What you have to do
Give back the full listing verbatim, apart from its images.

Stored records:
----------------------------------------

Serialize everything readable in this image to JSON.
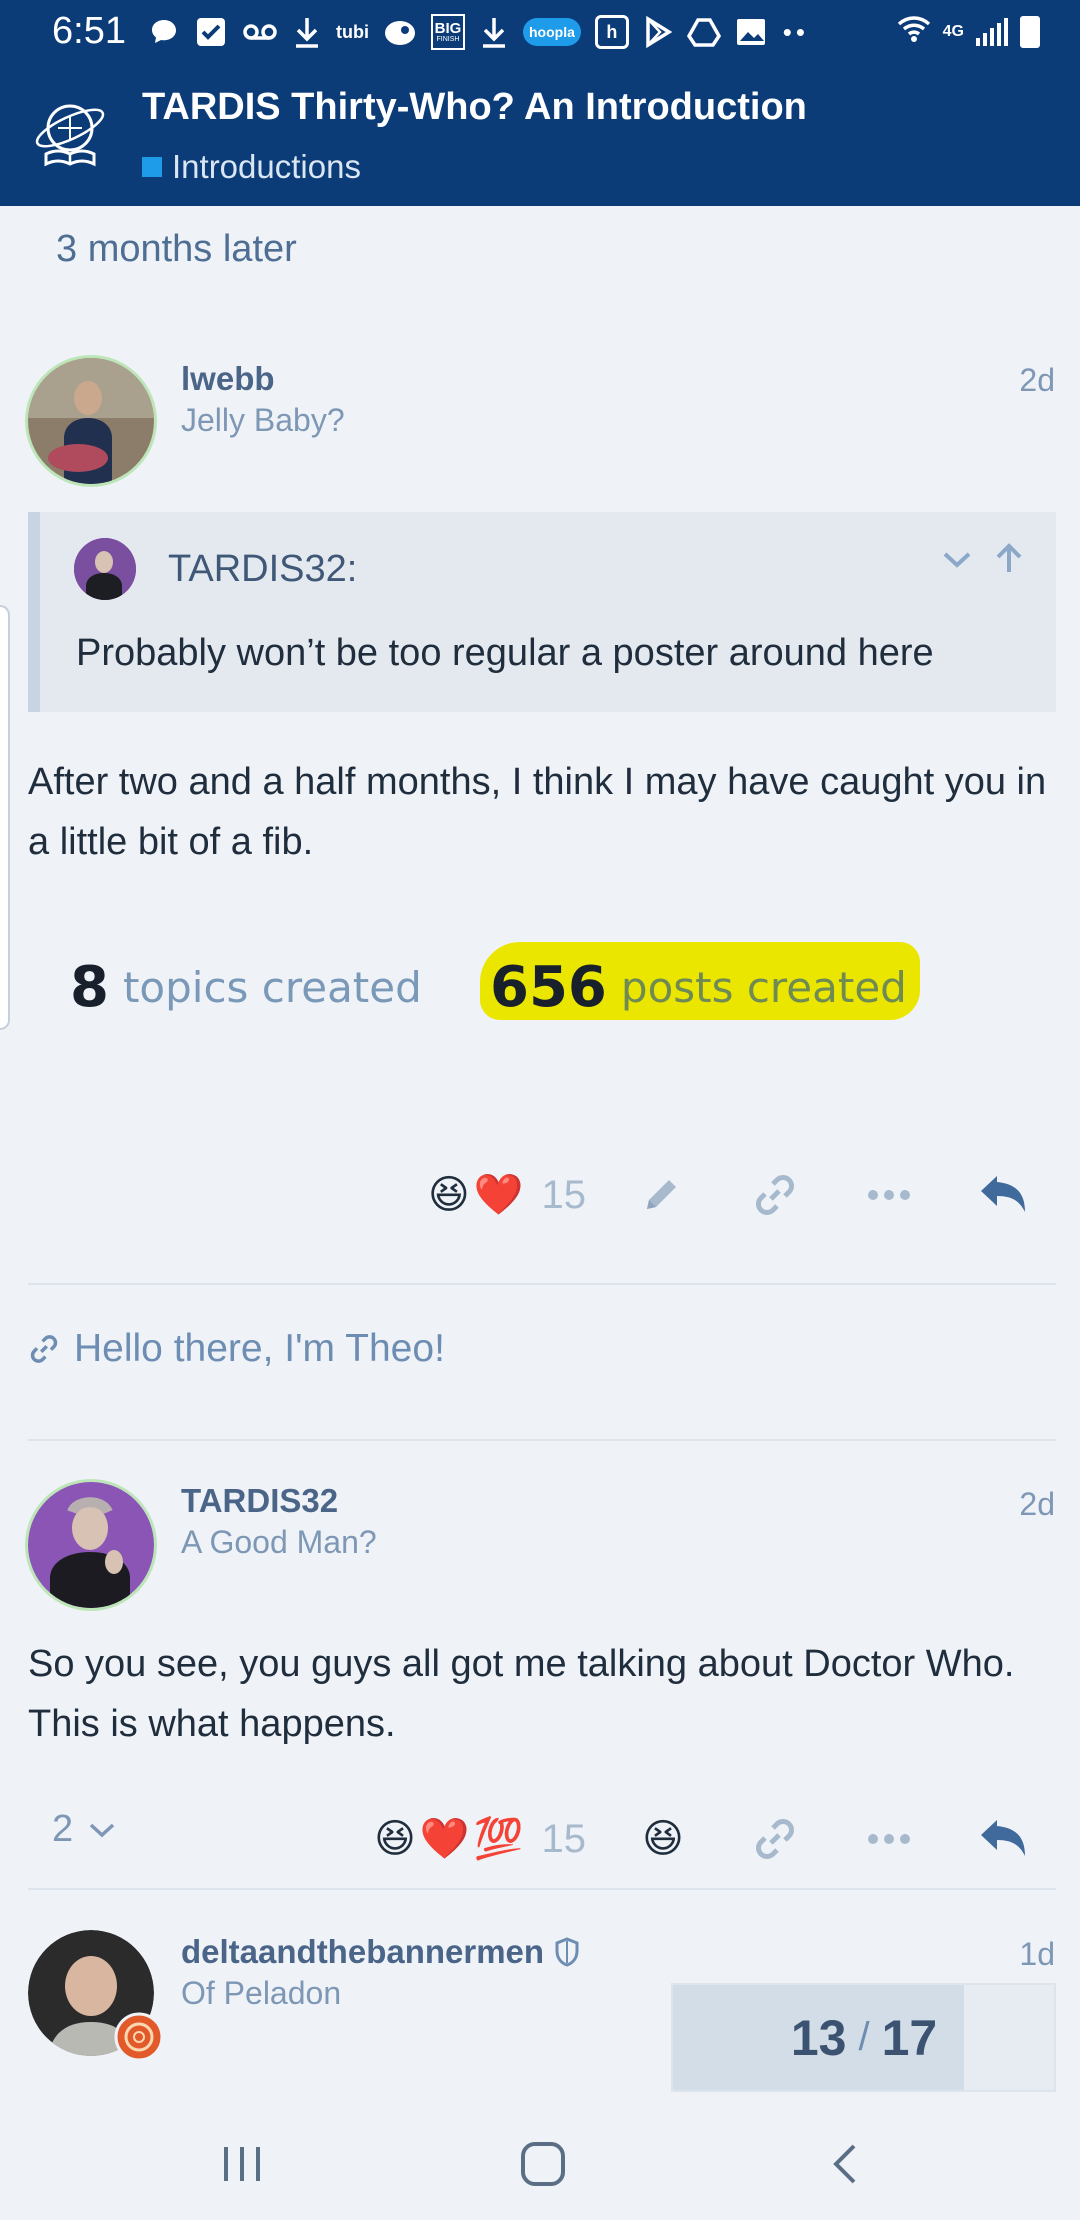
{
  "status_bar": {
    "time": "6:51",
    "icons": [
      "message-icon",
      "call-filter-icon",
      "voicemail-icon",
      "download-icon",
      "tubi-icon",
      "pluto-icon",
      "big-finish-icon",
      "download-icon",
      "hoopla-icon",
      "h-icon",
      "play-store-icon",
      "drive-icon",
      "gallery-icon",
      "more-dots-icon"
    ],
    "icon_labels": {
      "tubi": "tubi",
      "big1": "BIG",
      "big2": "FINISH",
      "hoopla": "hoopla",
      "h": "h"
    },
    "network": "4G",
    "battery": "full"
  },
  "header": {
    "title": "TARDIS Thirty-Who? An Introduction",
    "category": "Introductions",
    "category_color": "#1e9be9",
    "bar_color": "#0b3c78"
  },
  "time_gap": "3 months later",
  "post1": {
    "username": "lwebb",
    "user_title": "Jelly Baby?",
    "date": "2d",
    "quote": {
      "username": "TARDIS32:",
      "text": "Probably won’t be too regular a poster around here"
    },
    "body": "After two and a half months, I think I may have caught you in a little bit of a fib.",
    "stats_image": {
      "topics_num": "8",
      "topics_label": "topics created",
      "posts_num": "656",
      "posts_label": "posts created",
      "highlight_color": "#ebe600"
    },
    "reactions": [
      "😆",
      "❤️"
    ],
    "reaction_count": "15"
  },
  "linked_topic": "Hello there, I'm Theo!",
  "post2": {
    "username": "TARDIS32",
    "user_title": "A Good Man?",
    "date": "2d",
    "body": "So you see, you guys all got me talking about Doctor Who. This is what happens.",
    "replies_count": "2",
    "reactions": [
      "😆",
      "❤️",
      "💯"
    ],
    "reaction_count": "15",
    "my_reaction": "😆"
  },
  "post3": {
    "username": "deltaandthebannermen",
    "user_title": "Of Peladon",
    "date": "1d"
  },
  "progress": {
    "current": "13",
    "separator": "/",
    "total": "17",
    "fraction": 0.7647
  },
  "nav": {
    "icons": [
      "recent-apps-icon",
      "home-icon",
      "back-icon"
    ]
  }
}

----------------------------------------

Full output
Serialize everything readable in this image to JSON.
{
  "status_bar": {
    "time": "6:51",
    "icons": [
      "message-icon",
      "call-filter-icon",
      "voicemail-icon",
      "download-icon",
      "tubi-icon",
      "pluto-icon",
      "big-finish-icon",
      "download-icon",
      "hoopla-icon",
      "h-icon",
      "play-store-icon",
      "drive-icon",
      "gallery-icon",
      "more-dots-icon"
    ],
    "icon_labels": {
      "tubi": "tubi",
      "big1": "BIG",
      "big2": "FINISH",
      "hoopla": "hoopla",
      "h": "h"
    },
    "network": "4G",
    "battery": "full"
  },
  "header": {
    "title": "TARDIS Thirty-Who? An Introduction",
    "category": "Introductions",
    "category_color": "#1e9be9",
    "bar_color": "#0b3c78"
  },
  "time_gap": "3 months later",
  "post1": {
    "username": "lwebb",
    "user_title": "Jelly Baby?",
    "date": "2d",
    "quote": {
      "username": "TARDIS32:",
      "text": "Probably won’t be too regular a poster around here"
    },
    "body": "After two and a half months, I think I may have caught you in a little bit of a fib.",
    "stats_image": {
      "topics_num": "8",
      "topics_label": "topics created",
      "posts_num": "656",
      "posts_label": "posts created",
      "highlight_color": "#ebe600"
    },
    "reactions": [
      "😆",
      "❤️"
    ],
    "reaction_count": "15"
  },
  "linked_topic": "Hello there, I'm Theo!",
  "post2": {
    "username": "TARDIS32",
    "user_title": "A Good Man?",
    "date": "2d",
    "body": "So you see, you guys all got me talking about Doctor Who. This is what happens.",
    "replies_count": "2",
    "reactions": [
      "😆",
      "❤️",
      "💯"
    ],
    "reaction_count": "15",
    "my_reaction": "😆"
  },
  "post3": {
    "username": "deltaandthebannermen",
    "user_title": "Of Peladon",
    "date": "1d"
  },
  "progress": {
    "current": "13",
    "separator": "/",
    "total": "17",
    "fraction": 0.7647
  },
  "nav": {
    "icons": [
      "recent-apps-icon",
      "home-icon",
      "back-icon"
    ]
  }
}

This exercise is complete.